Exercise objective:
Reproduce the listing word for word, leaving every picture behind.

Data supplied:
+===+
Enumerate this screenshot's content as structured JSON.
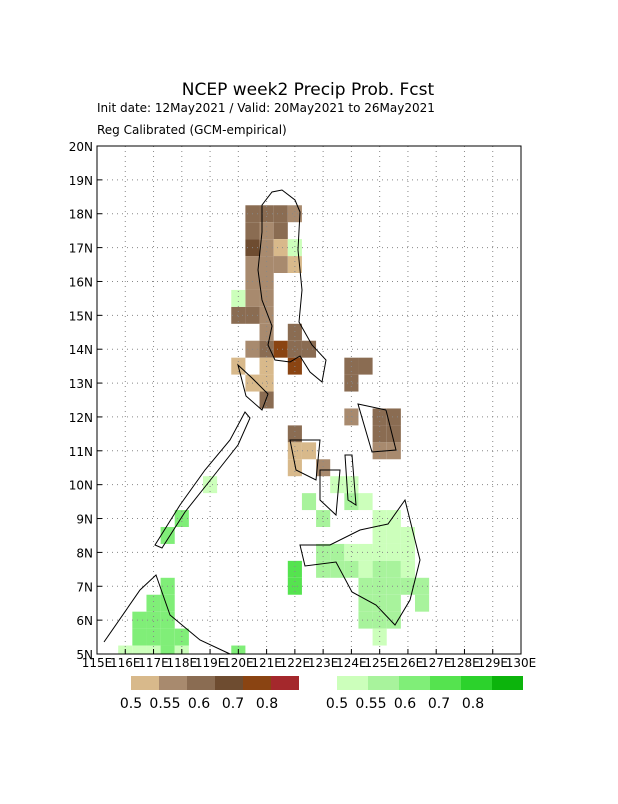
{
  "chart_data": {
    "type": "gridmap",
    "title": "NCEP week2 Precip Prob. Fcst",
    "subtitle": "Init date: 12May2021 / Valid: 20May2021 to 26May2021",
    "note": "Reg Calibrated (GCM-empirical)",
    "xlim": [
      115,
      130
    ],
    "ylim": [
      5,
      20
    ],
    "xticks": [
      {
        "value": 115,
        "label": "115E"
      },
      {
        "value": 116,
        "label": "116E"
      },
      {
        "value": 117,
        "label": "117E"
      },
      {
        "value": 118,
        "label": "118E"
      },
      {
        "value": 119,
        "label": "119E"
      },
      {
        "value": 120,
        "label": "120E"
      },
      {
        "value": 121,
        "label": "121E"
      },
      {
        "value": 122,
        "label": "122E"
      },
      {
        "value": 123,
        "label": "123E"
      },
      {
        "value": 124,
        "label": "124E"
      },
      {
        "value": 125,
        "label": "125E"
      },
      {
        "value": 126,
        "label": "126E"
      },
      {
        "value": 127,
        "label": "127E"
      },
      {
        "value": 128,
        "label": "128E"
      },
      {
        "value": 129,
        "label": "129E"
      },
      {
        "value": 130,
        "label": "130E"
      }
    ],
    "yticks": [
      {
        "value": 5,
        "label": "5N"
      },
      {
        "value": 6,
        "label": "6N"
      },
      {
        "value": 7,
        "label": "7N"
      },
      {
        "value": 8,
        "label": "8N"
      },
      {
        "value": 9,
        "label": "9N"
      },
      {
        "value": 10,
        "label": "10N"
      },
      {
        "value": 11,
        "label": "11N"
      },
      {
        "value": 12,
        "label": "12N"
      },
      {
        "value": 13,
        "label": "13N"
      },
      {
        "value": 14,
        "label": "14N"
      },
      {
        "value": 15,
        "label": "15N"
      },
      {
        "value": 16,
        "label": "16N"
      },
      {
        "value": 17,
        "label": "17N"
      },
      {
        "value": 18,
        "label": "18N"
      },
      {
        "value": 19,
        "label": "19N"
      },
      {
        "value": 20,
        "label": "20N"
      }
    ],
    "grid": true,
    "cell_size": 0.5,
    "levels": [
      0.5,
      0.55,
      0.6,
      0.7,
      0.8
    ],
    "dry_colors": [
      "#d8b98b",
      "#a88a6e",
      "#8a6c52",
      "#6e4c30",
      "#8a4412",
      "#a4282c"
    ],
    "wet_colors": [
      "#ccffbb",
      "#a8f39c",
      "#80ee78",
      "#55e34f",
      "#2cd22c",
      "#0cb40c"
    ],
    "dry": {
      "lon": [
        120.5,
        121.0,
        121.5,
        122.0,
        120.5,
        121.0,
        121.5,
        120.5,
        121.0,
        121.5,
        120.5,
        121.0,
        121.5,
        122.0,
        120.5,
        121.0,
        120.5,
        121.0,
        120.0,
        120.5,
        121.0,
        121.0,
        122.0,
        120.5,
        121.0,
        121.5,
        122.0,
        122.5,
        120.0,
        121.0,
        122.0,
        120.5,
        121.0,
        124.0,
        124.5,
        124.0,
        121.0,
        124.0,
        125.0,
        125.5,
        122.0,
        125.0,
        125.5,
        122.0,
        122.5,
        125.0,
        125.5,
        122.0,
        123.0
      ],
      "lat": [
        18.0,
        18.0,
        18.0,
        18.0,
        17.5,
        17.5,
        17.5,
        17.0,
        17.0,
        17.0,
        16.5,
        16.5,
        16.5,
        16.5,
        16.0,
        16.0,
        15.5,
        15.5,
        15.0,
        15.0,
        15.0,
        14.5,
        14.5,
        14.0,
        14.0,
        14.0,
        14.0,
        14.0,
        13.5,
        13.5,
        13.5,
        13.0,
        13.0,
        13.5,
        13.5,
        13.0,
        12.5,
        12.0,
        12.0,
        12.0,
        11.5,
        11.5,
        11.5,
        11.0,
        11.0,
        11.0,
        11.0,
        10.5,
        10.5
      ],
      "prob": [
        0.65,
        0.65,
        0.65,
        0.57,
        0.65,
        0.57,
        0.65,
        0.75,
        0.57,
        0.52,
        0.57,
        0.57,
        0.57,
        0.52,
        0.57,
        0.57,
        0.57,
        0.57,
        0.65,
        0.65,
        0.57,
        0.57,
        0.65,
        0.57,
        0.65,
        0.85,
        0.65,
        0.65,
        0.52,
        0.52,
        0.85,
        0.52,
        0.52,
        0.65,
        0.65,
        0.65,
        0.65,
        0.57,
        0.65,
        0.65,
        0.65,
        0.65,
        0.65,
        0.52,
        0.52,
        0.57,
        0.57,
        0.52,
        0.57
      ]
    },
    "wet": {
      "lon": [
        120.0,
        122.0,
        119.0,
        118.0,
        117.5,
        117.5,
        117.0,
        117.5,
        116.5,
        117.0,
        117.5,
        116.5,
        117.0,
        117.5,
        118.0,
        116.0,
        116.5,
        117.0,
        117.5,
        118.0,
        120.0,
        123.5,
        124.0,
        122.5,
        124.0,
        124.5,
        123.0,
        125.0,
        125.5,
        125.0,
        125.5,
        126.0,
        123.0,
        123.5,
        124.0,
        124.5,
        125.0,
        125.5,
        126.0,
        122.0,
        123.0,
        123.5,
        124.0,
        124.5,
        125.0,
        125.5,
        126.0,
        122.0,
        124.5,
        125.0,
        125.5,
        126.0,
        126.5,
        124.5,
        125.0,
        125.5,
        126.5,
        124.5,
        125.0,
        125.5,
        125.0
      ],
      "lat": [
        15.5,
        17.0,
        10.0,
        9.0,
        8.5,
        7.0,
        6.5,
        6.5,
        6.0,
        6.0,
        6.0,
        5.5,
        5.5,
        5.5,
        5.5,
        5.0,
        5.0,
        5.0,
        5.0,
        5.0,
        5.0,
        10.0,
        10.0,
        9.5,
        9.5,
        9.5,
        9.0,
        9.0,
        9.0,
        8.5,
        8.5,
        8.5,
        8.0,
        8.0,
        8.0,
        8.0,
        8.0,
        8.0,
        8.0,
        7.5,
        7.5,
        7.5,
        7.5,
        7.5,
        7.5,
        7.5,
        7.5,
        7.0,
        7.0,
        7.0,
        7.0,
        7.0,
        7.0,
        6.5,
        6.5,
        6.5,
        6.5,
        6.0,
        6.0,
        6.0,
        5.5
      ],
      "prob": [
        0.52,
        0.52,
        0.52,
        0.65,
        0.65,
        0.65,
        0.65,
        0.65,
        0.65,
        0.65,
        0.65,
        0.65,
        0.65,
        0.65,
        0.65,
        0.52,
        0.52,
        0.52,
        0.65,
        0.52,
        0.65,
        0.52,
        0.52,
        0.57,
        0.57,
        0.52,
        0.57,
        0.52,
        0.52,
        0.52,
        0.52,
        0.52,
        0.57,
        0.57,
        0.52,
        0.52,
        0.52,
        0.52,
        0.52,
        0.75,
        0.57,
        0.57,
        0.57,
        0.52,
        0.57,
        0.57,
        0.52,
        0.75,
        0.57,
        0.57,
        0.57,
        0.57,
        0.57,
        0.57,
        0.57,
        0.57,
        0.57,
        0.57,
        0.57,
        0.57,
        0.52
      ]
    }
  }
}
+===+
Solved exercise:
Enumerate this screenshot's content as structured JSON.
{
  "chart_data": {
    "type": "gridmap",
    "title": "NCEP week2 Precip Prob. Fcst",
    "subtitle": "Init date: 12May2021 / Valid: 20May2021 to 26May2021",
    "note": "Reg Calibrated (GCM-empirical)",
    "xlim": [
      115,
      130
    ],
    "ylim": [
      5,
      20
    ],
    "xticks": [
      {
        "value": 115,
        "label": "115E"
      },
      {
        "value": 116,
        "label": "116E"
      },
      {
        "value": 117,
        "label": "117E"
      },
      {
        "value": 118,
        "label": "118E"
      },
      {
        "value": 119,
        "label": "119E"
      },
      {
        "value": 120,
        "label": "120E"
      },
      {
        "value": 121,
        "label": "121E"
      },
      {
        "value": 122,
        "label": "122E"
      },
      {
        "value": 123,
        "label": "123E"
      },
      {
        "value": 124,
        "label": "124E"
      },
      {
        "value": 125,
        "label": "125E"
      },
      {
        "value": 126,
        "label": "126E"
      },
      {
        "value": 127,
        "label": "127E"
      },
      {
        "value": 128,
        "label": "128E"
      },
      {
        "value": 129,
        "label": "129E"
      },
      {
        "value": 130,
        "label": "130E"
      }
    ],
    "yticks": [
      {
        "value": 5,
        "label": "5N"
      },
      {
        "value": 6,
        "label": "6N"
      },
      {
        "value": 7,
        "label": "7N"
      },
      {
        "value": 8,
        "label": "8N"
      },
      {
        "value": 9,
        "label": "9N"
      },
      {
        "value": 10,
        "label": "10N"
      },
      {
        "value": 11,
        "label": "11N"
      },
      {
        "value": 12,
        "label": "12N"
      },
      {
        "value": 13,
        "label": "13N"
      },
      {
        "value": 14,
        "label": "14N"
      },
      {
        "value": 15,
        "label": "15N"
      },
      {
        "value": 16,
        "label": "16N"
      },
      {
        "value": 17,
        "label": "17N"
      },
      {
        "value": 18,
        "label": "18N"
      },
      {
        "value": 19,
        "label": "19N"
      },
      {
        "value": 20,
        "label": "20N"
      }
    ],
    "grid": true,
    "cell_size": 0.5,
    "levels": [
      0.5,
      0.55,
      0.6,
      0.7,
      0.8
    ],
    "dry_colors": [
      "#d8b98b",
      "#a88a6e",
      "#8a6c52",
      "#6e4c30",
      "#8a4412",
      "#a4282c"
    ],
    "wet_colors": [
      "#ccffbb",
      "#a8f39c",
      "#80ee78",
      "#55e34f",
      "#2cd22c",
      "#0cb40c"
    ],
    "dry": {
      "lon": [
        120.5,
        121.0,
        121.5,
        122.0,
        120.5,
        121.0,
        121.5,
        120.5,
        121.0,
        121.5,
        120.5,
        121.0,
        121.5,
        122.0,
        120.5,
        121.0,
        120.5,
        121.0,
        120.0,
        120.5,
        121.0,
        121.0,
        122.0,
        120.5,
        121.0,
        121.5,
        122.0,
        122.5,
        120.0,
        121.0,
        122.0,
        120.5,
        121.0,
        124.0,
        124.5,
        124.0,
        121.0,
        124.0,
        125.0,
        125.5,
        122.0,
        125.0,
        125.5,
        122.0,
        122.5,
        125.0,
        125.5,
        122.0,
        123.0
      ],
      "lat": [
        18.0,
        18.0,
        18.0,
        18.0,
        17.5,
        17.5,
        17.5,
        17.0,
        17.0,
        17.0,
        16.5,
        16.5,
        16.5,
        16.5,
        16.0,
        16.0,
        15.5,
        15.5,
        15.0,
        15.0,
        15.0,
        14.5,
        14.5,
        14.0,
        14.0,
        14.0,
        14.0,
        14.0,
        13.5,
        13.5,
        13.5,
        13.0,
        13.0,
        13.5,
        13.5,
        13.0,
        12.5,
        12.0,
        12.0,
        12.0,
        11.5,
        11.5,
        11.5,
        11.0,
        11.0,
        11.0,
        11.0,
        10.5,
        10.5
      ],
      "prob": [
        0.65,
        0.65,
        0.65,
        0.57,
        0.65,
        0.57,
        0.65,
        0.75,
        0.57,
        0.52,
        0.57,
        0.57,
        0.57,
        0.52,
        0.57,
        0.57,
        0.57,
        0.57,
        0.65,
        0.65,
        0.57,
        0.57,
        0.65,
        0.57,
        0.65,
        0.85,
        0.65,
        0.65,
        0.52,
        0.52,
        0.85,
        0.52,
        0.52,
        0.65,
        0.65,
        0.65,
        0.65,
        0.57,
        0.65,
        0.65,
        0.65,
        0.65,
        0.65,
        0.52,
        0.52,
        0.57,
        0.57,
        0.52,
        0.57
      ]
    },
    "wet": {
      "lon": [
        120.0,
        122.0,
        119.0,
        118.0,
        117.5,
        117.5,
        117.0,
        117.5,
        116.5,
        117.0,
        117.5,
        116.5,
        117.0,
        117.5,
        118.0,
        116.0,
        116.5,
        117.0,
        117.5,
        118.0,
        120.0,
        123.5,
        124.0,
        122.5,
        124.0,
        124.5,
        123.0,
        125.0,
        125.5,
        125.0,
        125.5,
        126.0,
        123.0,
        123.5,
        124.0,
        124.5,
        125.0,
        125.5,
        126.0,
        122.0,
        123.0,
        123.5,
        124.0,
        124.5,
        125.0,
        125.5,
        126.0,
        122.0,
        124.5,
        125.0,
        125.5,
        126.0,
        126.5,
        124.5,
        125.0,
        125.5,
        126.5,
        124.5,
        125.0,
        125.5,
        125.0
      ],
      "lat": [
        15.5,
        17.0,
        10.0,
        9.0,
        8.5,
        7.0,
        6.5,
        6.5,
        6.0,
        6.0,
        6.0,
        5.5,
        5.5,
        5.5,
        5.5,
        5.0,
        5.0,
        5.0,
        5.0,
        5.0,
        5.0,
        10.0,
        10.0,
        9.5,
        9.5,
        9.5,
        9.0,
        9.0,
        9.0,
        8.5,
        8.5,
        8.5,
        8.0,
        8.0,
        8.0,
        8.0,
        8.0,
        8.0,
        8.0,
        7.5,
        7.5,
        7.5,
        7.5,
        7.5,
        7.5,
        7.5,
        7.5,
        7.0,
        7.0,
        7.0,
        7.0,
        7.0,
        7.0,
        6.5,
        6.5,
        6.5,
        6.5,
        6.0,
        6.0,
        6.0,
        5.5
      ],
      "prob": [
        0.52,
        0.52,
        0.52,
        0.65,
        0.65,
        0.65,
        0.65,
        0.65,
        0.65,
        0.65,
        0.65,
        0.65,
        0.65,
        0.65,
        0.65,
        0.52,
        0.52,
        0.52,
        0.65,
        0.52,
        0.65,
        0.52,
        0.52,
        0.57,
        0.57,
        0.52,
        0.57,
        0.52,
        0.52,
        0.52,
        0.52,
        0.52,
        0.57,
        0.57,
        0.52,
        0.52,
        0.52,
        0.52,
        0.52,
        0.75,
        0.57,
        0.57,
        0.57,
        0.52,
        0.57,
        0.57,
        0.52,
        0.75,
        0.57,
        0.57,
        0.57,
        0.57,
        0.57,
        0.57,
        0.57,
        0.57,
        0.57,
        0.57,
        0.57,
        0.57,
        0.52
      ]
    }
  }
}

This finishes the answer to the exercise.